== Extracted information ==
----

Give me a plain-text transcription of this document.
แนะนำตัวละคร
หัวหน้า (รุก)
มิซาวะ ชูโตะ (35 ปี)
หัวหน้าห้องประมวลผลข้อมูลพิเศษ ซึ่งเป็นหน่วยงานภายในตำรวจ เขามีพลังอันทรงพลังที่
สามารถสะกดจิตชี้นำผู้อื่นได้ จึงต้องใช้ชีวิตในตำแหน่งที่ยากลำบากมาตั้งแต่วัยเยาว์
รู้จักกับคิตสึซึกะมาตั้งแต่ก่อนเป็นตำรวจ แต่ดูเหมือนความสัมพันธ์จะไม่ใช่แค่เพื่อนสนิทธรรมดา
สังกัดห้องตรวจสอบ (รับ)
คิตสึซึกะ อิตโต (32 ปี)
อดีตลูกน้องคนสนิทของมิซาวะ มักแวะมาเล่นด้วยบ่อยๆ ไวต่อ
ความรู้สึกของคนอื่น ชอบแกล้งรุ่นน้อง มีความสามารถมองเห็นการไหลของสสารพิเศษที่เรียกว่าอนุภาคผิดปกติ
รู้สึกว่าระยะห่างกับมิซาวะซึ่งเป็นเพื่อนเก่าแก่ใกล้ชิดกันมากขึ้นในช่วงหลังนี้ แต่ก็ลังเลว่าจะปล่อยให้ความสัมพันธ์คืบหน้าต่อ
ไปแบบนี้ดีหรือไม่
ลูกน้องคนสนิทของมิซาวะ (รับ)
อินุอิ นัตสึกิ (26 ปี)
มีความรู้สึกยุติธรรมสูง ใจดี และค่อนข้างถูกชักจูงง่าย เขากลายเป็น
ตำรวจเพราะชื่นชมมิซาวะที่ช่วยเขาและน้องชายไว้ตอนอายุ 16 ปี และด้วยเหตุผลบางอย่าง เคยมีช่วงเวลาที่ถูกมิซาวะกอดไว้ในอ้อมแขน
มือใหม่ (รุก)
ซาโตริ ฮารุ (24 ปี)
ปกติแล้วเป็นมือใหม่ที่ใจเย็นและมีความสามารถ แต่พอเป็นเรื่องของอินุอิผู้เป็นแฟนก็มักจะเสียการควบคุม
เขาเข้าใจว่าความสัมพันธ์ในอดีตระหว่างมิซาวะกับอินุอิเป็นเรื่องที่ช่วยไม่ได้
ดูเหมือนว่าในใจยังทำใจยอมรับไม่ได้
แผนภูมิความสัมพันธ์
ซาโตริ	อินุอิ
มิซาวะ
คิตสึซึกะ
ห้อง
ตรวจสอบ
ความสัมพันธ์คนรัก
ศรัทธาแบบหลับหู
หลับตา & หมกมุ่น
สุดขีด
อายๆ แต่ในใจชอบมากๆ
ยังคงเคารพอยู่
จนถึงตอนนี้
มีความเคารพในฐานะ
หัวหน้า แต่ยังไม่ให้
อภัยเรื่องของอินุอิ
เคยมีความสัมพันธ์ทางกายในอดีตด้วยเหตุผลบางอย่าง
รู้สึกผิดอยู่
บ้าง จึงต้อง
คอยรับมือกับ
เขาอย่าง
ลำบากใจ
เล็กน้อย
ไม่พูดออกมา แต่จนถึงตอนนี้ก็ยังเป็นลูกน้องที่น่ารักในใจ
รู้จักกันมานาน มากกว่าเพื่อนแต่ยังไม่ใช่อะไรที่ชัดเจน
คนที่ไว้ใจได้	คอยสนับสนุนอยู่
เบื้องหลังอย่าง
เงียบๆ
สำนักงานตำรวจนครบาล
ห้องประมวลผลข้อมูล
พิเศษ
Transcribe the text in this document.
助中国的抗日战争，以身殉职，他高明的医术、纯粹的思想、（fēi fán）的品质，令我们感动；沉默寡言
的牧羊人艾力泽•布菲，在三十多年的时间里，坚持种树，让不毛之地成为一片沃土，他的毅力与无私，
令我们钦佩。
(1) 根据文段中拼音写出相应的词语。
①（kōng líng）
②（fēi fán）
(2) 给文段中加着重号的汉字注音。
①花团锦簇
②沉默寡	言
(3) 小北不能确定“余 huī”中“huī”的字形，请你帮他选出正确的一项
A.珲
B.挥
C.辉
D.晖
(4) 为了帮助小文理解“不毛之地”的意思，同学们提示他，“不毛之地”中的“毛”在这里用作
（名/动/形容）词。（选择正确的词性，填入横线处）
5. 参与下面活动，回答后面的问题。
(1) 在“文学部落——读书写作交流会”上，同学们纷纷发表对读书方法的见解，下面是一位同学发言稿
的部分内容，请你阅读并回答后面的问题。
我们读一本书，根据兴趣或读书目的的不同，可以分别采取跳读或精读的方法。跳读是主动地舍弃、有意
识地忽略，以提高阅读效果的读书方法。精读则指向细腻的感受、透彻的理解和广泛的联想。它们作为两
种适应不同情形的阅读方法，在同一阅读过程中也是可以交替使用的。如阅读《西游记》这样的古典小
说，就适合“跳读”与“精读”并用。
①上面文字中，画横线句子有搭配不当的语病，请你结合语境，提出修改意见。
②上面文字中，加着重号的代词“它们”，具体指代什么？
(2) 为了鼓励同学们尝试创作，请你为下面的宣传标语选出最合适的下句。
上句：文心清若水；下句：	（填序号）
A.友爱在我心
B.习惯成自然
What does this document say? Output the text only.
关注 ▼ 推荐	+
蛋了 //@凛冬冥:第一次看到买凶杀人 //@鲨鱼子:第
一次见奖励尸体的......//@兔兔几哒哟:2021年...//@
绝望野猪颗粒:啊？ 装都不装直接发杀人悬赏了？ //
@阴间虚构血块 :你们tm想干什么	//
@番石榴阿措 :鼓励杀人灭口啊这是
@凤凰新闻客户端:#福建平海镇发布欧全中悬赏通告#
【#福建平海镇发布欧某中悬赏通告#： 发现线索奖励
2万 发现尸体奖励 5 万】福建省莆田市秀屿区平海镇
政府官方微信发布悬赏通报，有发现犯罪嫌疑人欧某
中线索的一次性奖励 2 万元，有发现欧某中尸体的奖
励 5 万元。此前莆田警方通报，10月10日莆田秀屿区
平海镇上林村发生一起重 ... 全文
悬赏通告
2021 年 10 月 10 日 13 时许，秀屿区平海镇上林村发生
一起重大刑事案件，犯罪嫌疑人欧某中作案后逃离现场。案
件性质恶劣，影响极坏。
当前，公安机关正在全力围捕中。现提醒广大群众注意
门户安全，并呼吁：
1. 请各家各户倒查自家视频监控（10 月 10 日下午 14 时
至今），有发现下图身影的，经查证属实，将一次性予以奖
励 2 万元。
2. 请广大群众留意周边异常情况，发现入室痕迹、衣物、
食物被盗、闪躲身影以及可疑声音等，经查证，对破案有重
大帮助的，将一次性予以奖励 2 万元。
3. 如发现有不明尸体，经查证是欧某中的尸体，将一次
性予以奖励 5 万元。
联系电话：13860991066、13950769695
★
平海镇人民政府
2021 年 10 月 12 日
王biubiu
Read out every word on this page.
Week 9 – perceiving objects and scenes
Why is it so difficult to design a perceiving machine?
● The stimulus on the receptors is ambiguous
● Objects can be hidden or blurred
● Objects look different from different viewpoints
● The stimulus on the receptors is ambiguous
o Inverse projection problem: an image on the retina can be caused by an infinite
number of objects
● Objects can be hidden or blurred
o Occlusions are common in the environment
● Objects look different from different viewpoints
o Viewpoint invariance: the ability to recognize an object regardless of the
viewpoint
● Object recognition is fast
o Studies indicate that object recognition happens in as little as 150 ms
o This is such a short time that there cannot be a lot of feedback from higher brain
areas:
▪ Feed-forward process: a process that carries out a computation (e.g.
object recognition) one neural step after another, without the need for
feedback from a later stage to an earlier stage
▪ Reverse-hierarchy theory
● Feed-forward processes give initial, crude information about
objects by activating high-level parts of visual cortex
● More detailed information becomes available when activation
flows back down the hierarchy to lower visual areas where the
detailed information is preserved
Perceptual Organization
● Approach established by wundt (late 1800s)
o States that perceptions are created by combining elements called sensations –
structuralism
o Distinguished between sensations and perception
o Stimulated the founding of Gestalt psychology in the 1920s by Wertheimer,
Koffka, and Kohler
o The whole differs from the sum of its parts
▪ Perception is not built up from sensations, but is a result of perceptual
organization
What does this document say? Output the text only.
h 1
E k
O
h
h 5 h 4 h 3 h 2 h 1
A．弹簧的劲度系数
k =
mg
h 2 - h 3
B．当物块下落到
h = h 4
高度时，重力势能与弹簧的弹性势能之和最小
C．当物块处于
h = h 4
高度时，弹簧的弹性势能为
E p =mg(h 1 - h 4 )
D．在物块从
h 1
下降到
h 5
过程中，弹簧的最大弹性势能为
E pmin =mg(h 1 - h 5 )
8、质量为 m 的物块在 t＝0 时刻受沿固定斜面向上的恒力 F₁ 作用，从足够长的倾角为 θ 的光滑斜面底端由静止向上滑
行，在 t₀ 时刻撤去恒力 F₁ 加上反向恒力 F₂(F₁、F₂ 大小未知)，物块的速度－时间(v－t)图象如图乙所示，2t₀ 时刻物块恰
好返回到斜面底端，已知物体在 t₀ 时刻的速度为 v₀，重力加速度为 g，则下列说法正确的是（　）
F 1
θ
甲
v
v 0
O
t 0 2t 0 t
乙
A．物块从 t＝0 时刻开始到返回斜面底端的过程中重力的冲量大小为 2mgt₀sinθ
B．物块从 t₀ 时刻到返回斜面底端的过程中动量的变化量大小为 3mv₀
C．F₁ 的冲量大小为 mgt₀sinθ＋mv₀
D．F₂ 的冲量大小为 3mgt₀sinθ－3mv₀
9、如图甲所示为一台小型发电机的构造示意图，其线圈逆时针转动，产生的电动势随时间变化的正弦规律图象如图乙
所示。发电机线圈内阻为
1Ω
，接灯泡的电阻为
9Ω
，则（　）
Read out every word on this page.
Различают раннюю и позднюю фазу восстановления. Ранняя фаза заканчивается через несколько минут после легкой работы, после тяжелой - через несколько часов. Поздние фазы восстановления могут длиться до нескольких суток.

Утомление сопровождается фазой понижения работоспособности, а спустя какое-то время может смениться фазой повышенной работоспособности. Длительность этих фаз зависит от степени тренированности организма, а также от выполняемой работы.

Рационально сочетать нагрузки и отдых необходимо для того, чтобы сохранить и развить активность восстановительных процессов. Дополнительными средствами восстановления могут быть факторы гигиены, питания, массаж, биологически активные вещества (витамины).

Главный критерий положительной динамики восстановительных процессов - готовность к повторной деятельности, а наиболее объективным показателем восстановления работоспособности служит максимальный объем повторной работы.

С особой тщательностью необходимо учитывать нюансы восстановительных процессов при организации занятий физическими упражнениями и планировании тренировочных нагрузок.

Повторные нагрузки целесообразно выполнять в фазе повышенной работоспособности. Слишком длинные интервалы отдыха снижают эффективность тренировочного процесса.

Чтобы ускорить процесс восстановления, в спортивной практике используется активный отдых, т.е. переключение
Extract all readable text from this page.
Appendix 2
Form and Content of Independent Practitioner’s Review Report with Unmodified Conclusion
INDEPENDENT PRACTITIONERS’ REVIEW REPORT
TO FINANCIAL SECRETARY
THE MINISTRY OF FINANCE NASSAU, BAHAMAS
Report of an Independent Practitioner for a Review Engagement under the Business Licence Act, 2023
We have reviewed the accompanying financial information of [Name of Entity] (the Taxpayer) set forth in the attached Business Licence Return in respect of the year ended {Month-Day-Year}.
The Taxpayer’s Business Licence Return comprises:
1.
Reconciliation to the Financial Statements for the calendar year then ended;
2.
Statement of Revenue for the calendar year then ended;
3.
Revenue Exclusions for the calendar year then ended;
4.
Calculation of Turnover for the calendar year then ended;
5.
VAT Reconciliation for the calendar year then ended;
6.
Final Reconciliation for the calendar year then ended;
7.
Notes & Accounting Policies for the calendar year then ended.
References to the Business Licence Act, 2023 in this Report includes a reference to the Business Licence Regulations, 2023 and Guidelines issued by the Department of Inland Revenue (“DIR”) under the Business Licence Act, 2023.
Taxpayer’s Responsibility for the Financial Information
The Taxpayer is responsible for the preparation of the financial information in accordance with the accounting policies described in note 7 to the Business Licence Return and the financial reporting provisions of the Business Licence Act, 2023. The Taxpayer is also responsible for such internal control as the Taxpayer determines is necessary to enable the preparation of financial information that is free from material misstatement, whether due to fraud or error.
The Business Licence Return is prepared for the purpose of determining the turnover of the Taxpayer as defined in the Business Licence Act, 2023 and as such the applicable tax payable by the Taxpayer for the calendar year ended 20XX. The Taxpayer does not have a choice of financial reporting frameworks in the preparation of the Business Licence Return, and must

----

== Your task ==
Show all lines from the records above where the word "Revenue" occurs.

== Task response ==
Statement of Revenue for the calendar year then ended;
Revenue Exclusions for the calendar year then ended;
References to the Business Licence Act, 2023 in this Report includes a reference to the Business Licence Regulations, 2023 and Guidelines issued by the Department of Inland Revenue (“DIR”) under the Business Licence Act, 2023.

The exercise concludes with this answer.